◆ Exercise details ◆
Nothing in the data should change when you return it, but leave the pictures out.

## start

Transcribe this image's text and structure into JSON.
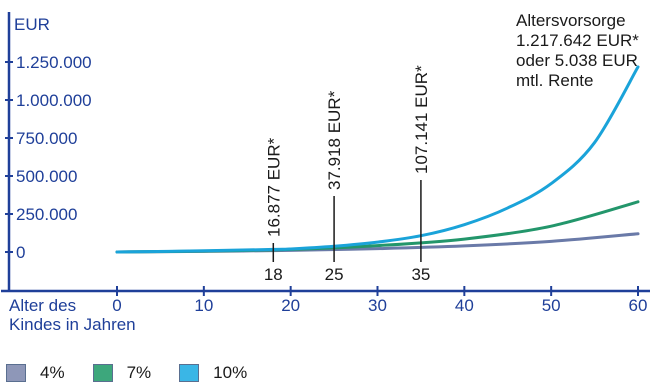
{
  "chart_data": {
    "type": "line",
    "y_unit": "EUR",
    "y_ticks": [
      "1.250.000",
      "1.000.000",
      "750.000",
      "500.000",
      "250.000",
      "0"
    ],
    "y_tick_values": [
      1250000,
      1000000,
      750000,
      500000,
      250000,
      0
    ],
    "ylim": [
      0,
      1300000
    ],
    "x_ticks": [
      "0",
      "10",
      "20",
      "30",
      "40",
      "50",
      "60"
    ],
    "x_tick_values": [
      0,
      10,
      20,
      30,
      40,
      50,
      60
    ],
    "xlim": [
      0,
      60
    ],
    "xlabel_line1": "Alter des",
    "xlabel_line2": "Kindes in Jahren",
    "series": [
      {
        "name": "4%",
        "color": "#6a7aa8",
        "x": [
          0,
          10,
          20,
          30,
          40,
          50,
          60
        ],
        "y": [
          0,
          4000,
          11000,
          22000,
          40000,
          70000,
          120000
        ]
      },
      {
        "name": "7%",
        "color": "#23966b",
        "x": [
          0,
          10,
          20,
          30,
          40,
          50,
          60
        ],
        "y": [
          0,
          6000,
          17000,
          42000,
          85000,
          170000,
          330000
        ]
      },
      {
        "name": "10%",
        "color": "#1aa3d9",
        "x": [
          0,
          10,
          18,
          20,
          25,
          30,
          35,
          40,
          45,
          50,
          55,
          60
        ],
        "y": [
          0,
          8000,
          16877,
          20000,
          37918,
          65000,
          107141,
          180000,
          290000,
          450000,
          720000,
          1217642
        ]
      }
    ],
    "markers": [
      {
        "x": 18,
        "x_label": "18",
        "label": "16.877 EUR*",
        "value": 16877
      },
      {
        "x": 25,
        "x_label": "25",
        "label": "37.918 EUR*",
        "value": 37918
      },
      {
        "x": 35,
        "x_label": "35",
        "label": "107.141 EUR*",
        "value": 107141
      }
    ],
    "annotation": [
      "Altersvorsorge",
      "1.217.642 EUR*",
      "oder 5.038 EUR",
      "mtl. Rente"
    ],
    "axis_color": "#1f3f99",
    "grid": false
  },
  "legend": [
    {
      "label": "4%",
      "color": "#8e97b8"
    },
    {
      "label": "7%",
      "color": "#3da77c"
    },
    {
      "label": "10%",
      "color": "#3ab6e6"
    }
  ]
}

## end

◆ Written solution ◆
Transcribe this image's text and structure into JSON.
{
  "chart_data": {
    "type": "line",
    "y_unit": "EUR",
    "y_ticks": [
      "1.250.000",
      "1.000.000",
      "750.000",
      "500.000",
      "250.000",
      "0"
    ],
    "y_tick_values": [
      1250000,
      1000000,
      750000,
      500000,
      250000,
      0
    ],
    "ylim": [
      0,
      1300000
    ],
    "x_ticks": [
      "0",
      "10",
      "20",
      "30",
      "40",
      "50",
      "60"
    ],
    "x_tick_values": [
      0,
      10,
      20,
      30,
      40,
      50,
      60
    ],
    "xlim": [
      0,
      60
    ],
    "xlabel_line1": "Alter des",
    "xlabel_line2": "Kindes in Jahren",
    "series": [
      {
        "name": "4%",
        "color": "#6a7aa8",
        "x": [
          0,
          10,
          20,
          30,
          40,
          50,
          60
        ],
        "y": [
          0,
          4000,
          11000,
          22000,
          40000,
          70000,
          120000
        ]
      },
      {
        "name": "7%",
        "color": "#23966b",
        "x": [
          0,
          10,
          20,
          30,
          40,
          50,
          60
        ],
        "y": [
          0,
          6000,
          17000,
          42000,
          85000,
          170000,
          330000
        ]
      },
      {
        "name": "10%",
        "color": "#1aa3d9",
        "x": [
          0,
          10,
          18,
          20,
          25,
          30,
          35,
          40,
          45,
          50,
          55,
          60
        ],
        "y": [
          0,
          8000,
          16877,
          20000,
          37918,
          65000,
          107141,
          180000,
          290000,
          450000,
          720000,
          1217642
        ]
      }
    ],
    "markers": [
      {
        "x": 18,
        "x_label": "18",
        "label": "16.877 EUR*",
        "value": 16877
      },
      {
        "x": 25,
        "x_label": "25",
        "label": "37.918 EUR*",
        "value": 37918
      },
      {
        "x": 35,
        "x_label": "35",
        "label": "107.141 EUR*",
        "value": 107141
      }
    ],
    "annotation": [
      "Altersvorsorge",
      "1.217.642 EUR*",
      "oder 5.038 EUR",
      "mtl. Rente"
    ],
    "axis_color": "#1f3f99",
    "grid": false
  },
  "legend": [
    {
      "label": "4%",
      "color": "#8e97b8"
    },
    {
      "label": "7%",
      "color": "#3da77c"
    },
    {
      "label": "10%",
      "color": "#3ab6e6"
    }
  ]
}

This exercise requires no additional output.